Material supplied:
▬▬▬▬▬▬▬▬▬▬
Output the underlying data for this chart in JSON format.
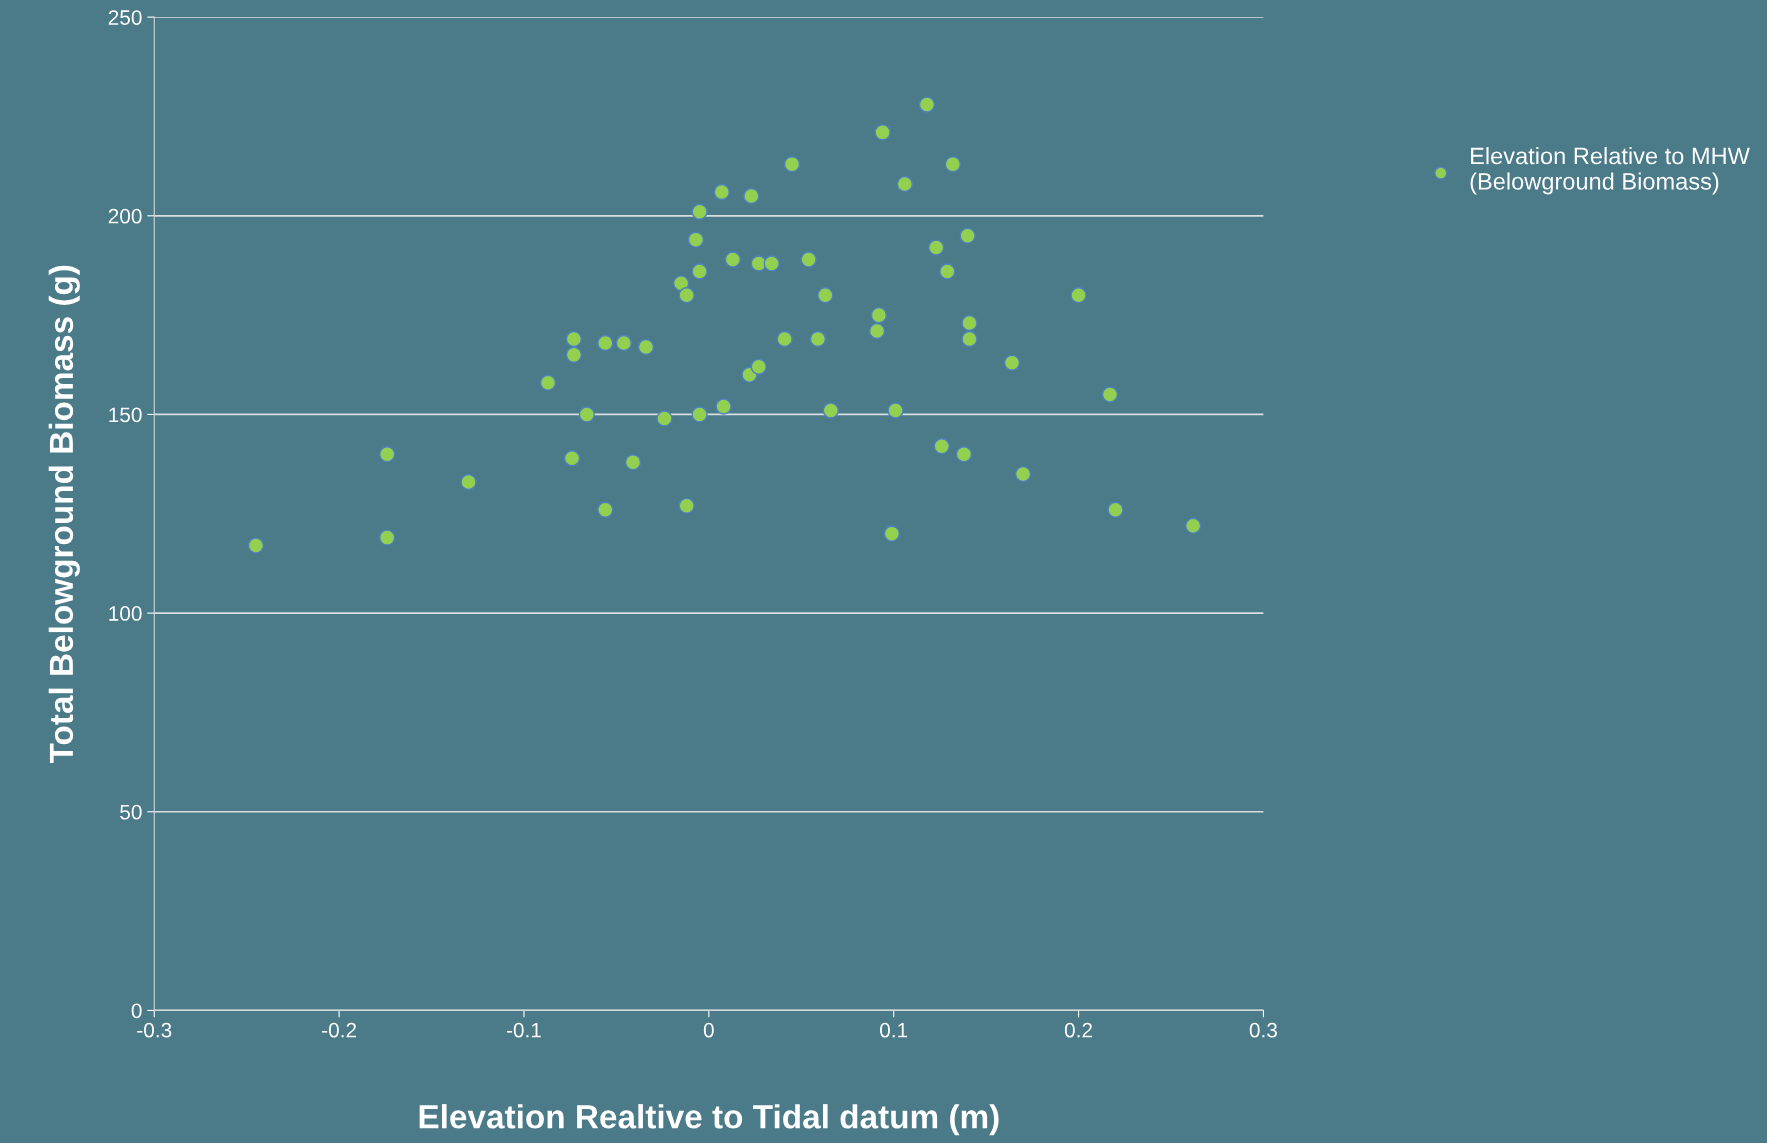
{
  "chart_data": {
    "type": "scatter",
    "xlabel": "Elevation Realtive to Tidal datum (m)",
    "ylabel": "Total Belowground Biomass (g)",
    "series": [
      {
        "name": "Elevation Relative to MHW\n(Belowground Biomass)",
        "color": "#92d050",
        "x": [
          -0.245,
          -0.174,
          -0.174,
          -0.13,
          -0.087,
          -0.073,
          -0.073,
          -0.074,
          -0.066,
          -0.056,
          -0.056,
          -0.046,
          -0.041,
          -0.034,
          -0.024,
          -0.015,
          -0.012,
          -0.012,
          -0.007,
          -0.005,
          -0.005,
          -0.005,
          0.007,
          0.008,
          0.013,
          0.023,
          0.022,
          0.027,
          0.027,
          0.034,
          0.041,
          0.045,
          0.054,
          0.059,
          0.063,
          0.066,
          0.091,
          0.092,
          0.094,
          0.099,
          0.101,
          0.106,
          0.118,
          0.123,
          0.126,
          0.129,
          0.132,
          0.138,
          0.14,
          0.141,
          0.141,
          0.164,
          0.17,
          0.2,
          0.217,
          0.22,
          0.262
        ],
        "values": [
          117,
          140,
          119,
          133,
          158,
          169,
          165,
          139,
          150,
          168,
          126,
          168,
          138,
          167,
          149,
          183,
          180,
          127,
          194,
          201,
          186,
          150,
          206,
          152,
          189,
          205,
          160,
          162,
          188,
          188,
          169,
          213,
          189,
          169,
          180,
          151,
          171,
          175,
          221,
          120,
          151,
          208,
          228,
          192,
          142,
          186,
          213,
          140,
          195,
          173,
          169,
          163,
          135,
          180,
          155,
          126,
          122
        ]
      }
    ],
    "xlim": [
      -0.3,
      0.3
    ],
    "xticks": [
      -0.3,
      -0.2,
      -0.1,
      0,
      0.1,
      0.2,
      0.3
    ],
    "ylim": [
      0,
      250
    ],
    "yticks": [
      0,
      50,
      100,
      150,
      200,
      250
    ],
    "grid": "y",
    "legend": "top right",
    "marker": "circle"
  }
}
▬▬▬▬▬▬▬▬▬▬
Directive: Your copy should match the records word for word, with the pictures removed.

Answer below:
Output the underlying data for this chart in JSON format.
{
  "chart_data": {
    "type": "scatter",
    "xlabel": "Elevation Realtive to Tidal datum (m)",
    "ylabel": "Total Belowground Biomass (g)",
    "series": [
      {
        "name": "Elevation Relative to MHW\n(Belowground Biomass)",
        "color": "#92d050",
        "x": [
          -0.245,
          -0.174,
          -0.174,
          -0.13,
          -0.087,
          -0.073,
          -0.073,
          -0.074,
          -0.066,
          -0.056,
          -0.056,
          -0.046,
          -0.041,
          -0.034,
          -0.024,
          -0.015,
          -0.012,
          -0.012,
          -0.007,
          -0.005,
          -0.005,
          -0.005,
          0.007,
          0.008,
          0.013,
          0.023,
          0.022,
          0.027,
          0.027,
          0.034,
          0.041,
          0.045,
          0.054,
          0.059,
          0.063,
          0.066,
          0.091,
          0.092,
          0.094,
          0.099,
          0.101,
          0.106,
          0.118,
          0.123,
          0.126,
          0.129,
          0.132,
          0.138,
          0.14,
          0.141,
          0.141,
          0.164,
          0.17,
          0.2,
          0.217,
          0.22,
          0.262
        ],
        "values": [
          117,
          140,
          119,
          133,
          158,
          169,
          165,
          139,
          150,
          168,
          126,
          168,
          138,
          167,
          149,
          183,
          180,
          127,
          194,
          201,
          186,
          150,
          206,
          152,
          189,
          205,
          160,
          162,
          188,
          188,
          169,
          213,
          189,
          169,
          180,
          151,
          171,
          175,
          221,
          120,
          151,
          208,
          228,
          192,
          142,
          186,
          213,
          140,
          195,
          173,
          169,
          163,
          135,
          180,
          155,
          126,
          122
        ]
      }
    ],
    "xlim": [
      -0.3,
      0.3
    ],
    "xticks": [
      -0.3,
      -0.2,
      -0.1,
      0,
      0.1,
      0.2,
      0.3
    ],
    "ylim": [
      0,
      250
    ],
    "yticks": [
      0,
      50,
      100,
      150,
      200,
      250
    ],
    "grid": "y",
    "legend": "top right",
    "marker": "circle"
  }
}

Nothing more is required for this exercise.